Given data —
- Opening Delimiter -

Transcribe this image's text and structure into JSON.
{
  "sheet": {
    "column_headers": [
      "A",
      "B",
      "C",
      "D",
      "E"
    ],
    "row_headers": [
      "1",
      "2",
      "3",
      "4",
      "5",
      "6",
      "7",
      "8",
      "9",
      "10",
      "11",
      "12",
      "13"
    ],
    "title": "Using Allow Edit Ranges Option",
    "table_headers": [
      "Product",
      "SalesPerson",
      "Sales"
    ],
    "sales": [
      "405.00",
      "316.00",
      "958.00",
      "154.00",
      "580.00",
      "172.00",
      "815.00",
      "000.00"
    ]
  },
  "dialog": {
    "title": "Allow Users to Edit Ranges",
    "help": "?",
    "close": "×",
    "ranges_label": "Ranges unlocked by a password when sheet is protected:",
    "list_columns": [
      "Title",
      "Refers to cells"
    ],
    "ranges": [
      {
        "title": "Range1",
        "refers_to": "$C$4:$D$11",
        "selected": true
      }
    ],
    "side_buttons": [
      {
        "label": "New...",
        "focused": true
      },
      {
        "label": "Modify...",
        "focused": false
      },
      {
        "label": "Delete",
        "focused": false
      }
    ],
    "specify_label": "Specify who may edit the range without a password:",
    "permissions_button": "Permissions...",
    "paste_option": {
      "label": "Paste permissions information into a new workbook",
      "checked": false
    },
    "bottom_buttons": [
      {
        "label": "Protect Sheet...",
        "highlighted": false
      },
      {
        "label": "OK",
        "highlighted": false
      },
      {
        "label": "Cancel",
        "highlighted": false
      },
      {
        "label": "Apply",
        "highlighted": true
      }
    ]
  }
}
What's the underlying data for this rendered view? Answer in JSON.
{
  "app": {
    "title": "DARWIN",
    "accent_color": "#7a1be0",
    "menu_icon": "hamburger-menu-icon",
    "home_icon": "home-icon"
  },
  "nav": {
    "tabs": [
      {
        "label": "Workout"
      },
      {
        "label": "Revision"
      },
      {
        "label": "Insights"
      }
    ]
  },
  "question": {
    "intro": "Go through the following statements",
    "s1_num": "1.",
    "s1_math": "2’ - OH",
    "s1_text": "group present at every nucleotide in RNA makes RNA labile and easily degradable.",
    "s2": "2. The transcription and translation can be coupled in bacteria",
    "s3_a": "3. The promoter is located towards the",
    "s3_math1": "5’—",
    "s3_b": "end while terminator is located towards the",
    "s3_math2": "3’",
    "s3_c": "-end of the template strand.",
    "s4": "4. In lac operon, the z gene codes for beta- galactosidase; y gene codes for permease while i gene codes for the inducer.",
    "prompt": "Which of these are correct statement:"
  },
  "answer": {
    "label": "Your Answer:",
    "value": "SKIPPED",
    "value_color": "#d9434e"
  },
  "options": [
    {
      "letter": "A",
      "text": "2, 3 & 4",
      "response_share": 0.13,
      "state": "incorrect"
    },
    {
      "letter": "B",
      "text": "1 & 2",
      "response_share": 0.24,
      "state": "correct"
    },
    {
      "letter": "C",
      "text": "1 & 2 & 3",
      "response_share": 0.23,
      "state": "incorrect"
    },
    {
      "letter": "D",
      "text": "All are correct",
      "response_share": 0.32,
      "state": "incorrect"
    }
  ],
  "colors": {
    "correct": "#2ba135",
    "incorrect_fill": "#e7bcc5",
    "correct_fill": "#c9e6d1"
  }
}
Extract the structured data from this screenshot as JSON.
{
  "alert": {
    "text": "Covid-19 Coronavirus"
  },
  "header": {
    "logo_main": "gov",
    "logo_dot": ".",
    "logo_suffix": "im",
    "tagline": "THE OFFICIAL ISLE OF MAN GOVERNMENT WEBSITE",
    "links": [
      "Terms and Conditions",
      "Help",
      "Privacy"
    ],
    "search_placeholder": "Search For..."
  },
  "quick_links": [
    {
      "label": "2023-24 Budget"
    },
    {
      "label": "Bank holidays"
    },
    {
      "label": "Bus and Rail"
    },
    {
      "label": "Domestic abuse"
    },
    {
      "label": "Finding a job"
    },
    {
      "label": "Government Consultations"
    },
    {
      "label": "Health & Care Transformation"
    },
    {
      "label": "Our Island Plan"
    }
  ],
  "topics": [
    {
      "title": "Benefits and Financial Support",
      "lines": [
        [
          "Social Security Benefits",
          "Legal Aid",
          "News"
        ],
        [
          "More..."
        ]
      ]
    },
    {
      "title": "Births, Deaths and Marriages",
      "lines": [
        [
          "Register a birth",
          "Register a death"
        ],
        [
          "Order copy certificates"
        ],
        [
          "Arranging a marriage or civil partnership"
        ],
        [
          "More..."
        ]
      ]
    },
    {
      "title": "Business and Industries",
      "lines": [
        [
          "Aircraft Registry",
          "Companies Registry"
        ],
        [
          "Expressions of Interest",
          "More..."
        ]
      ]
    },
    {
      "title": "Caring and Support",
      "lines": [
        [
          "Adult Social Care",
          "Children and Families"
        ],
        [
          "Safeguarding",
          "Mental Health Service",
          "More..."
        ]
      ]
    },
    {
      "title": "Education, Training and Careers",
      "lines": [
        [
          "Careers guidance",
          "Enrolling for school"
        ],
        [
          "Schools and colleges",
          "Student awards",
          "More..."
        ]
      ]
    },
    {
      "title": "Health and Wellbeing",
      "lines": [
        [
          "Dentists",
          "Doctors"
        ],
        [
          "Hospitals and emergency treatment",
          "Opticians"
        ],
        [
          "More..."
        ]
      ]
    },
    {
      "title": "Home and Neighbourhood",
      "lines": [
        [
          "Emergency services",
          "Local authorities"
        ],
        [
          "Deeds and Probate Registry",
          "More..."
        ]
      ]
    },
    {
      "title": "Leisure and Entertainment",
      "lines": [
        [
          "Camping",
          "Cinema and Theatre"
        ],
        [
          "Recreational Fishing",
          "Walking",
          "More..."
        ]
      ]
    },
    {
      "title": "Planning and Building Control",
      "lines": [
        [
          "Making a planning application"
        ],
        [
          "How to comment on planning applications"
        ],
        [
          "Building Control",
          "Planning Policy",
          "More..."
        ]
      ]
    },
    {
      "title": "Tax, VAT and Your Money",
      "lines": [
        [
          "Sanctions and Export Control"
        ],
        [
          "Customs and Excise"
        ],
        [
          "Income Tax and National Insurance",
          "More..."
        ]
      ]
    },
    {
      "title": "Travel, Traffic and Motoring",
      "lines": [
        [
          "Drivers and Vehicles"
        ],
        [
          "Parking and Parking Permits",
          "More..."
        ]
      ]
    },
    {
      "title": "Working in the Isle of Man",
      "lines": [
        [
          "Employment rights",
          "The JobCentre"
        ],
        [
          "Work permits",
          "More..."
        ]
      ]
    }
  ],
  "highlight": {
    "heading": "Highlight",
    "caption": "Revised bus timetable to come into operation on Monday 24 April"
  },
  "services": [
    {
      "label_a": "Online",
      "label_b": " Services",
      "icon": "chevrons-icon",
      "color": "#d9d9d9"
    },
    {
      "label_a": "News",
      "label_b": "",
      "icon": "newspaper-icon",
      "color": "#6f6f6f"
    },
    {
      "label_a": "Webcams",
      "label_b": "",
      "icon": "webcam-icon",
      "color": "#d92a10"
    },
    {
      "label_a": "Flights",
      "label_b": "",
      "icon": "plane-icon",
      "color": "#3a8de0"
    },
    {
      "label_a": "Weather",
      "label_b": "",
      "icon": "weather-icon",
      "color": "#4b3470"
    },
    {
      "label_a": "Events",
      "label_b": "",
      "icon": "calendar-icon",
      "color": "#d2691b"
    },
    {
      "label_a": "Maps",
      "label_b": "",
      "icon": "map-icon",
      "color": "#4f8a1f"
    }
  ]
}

- Closing Delimiter -

About this exercise —
Every line that holds the string "JSON" must be copied from the records above.

Finished task —
Transcribe this image's text and structure into JSON.
What's the underlying data for this rendered view? Answer in JSON.
Extract the structured data from this screenshot as JSON.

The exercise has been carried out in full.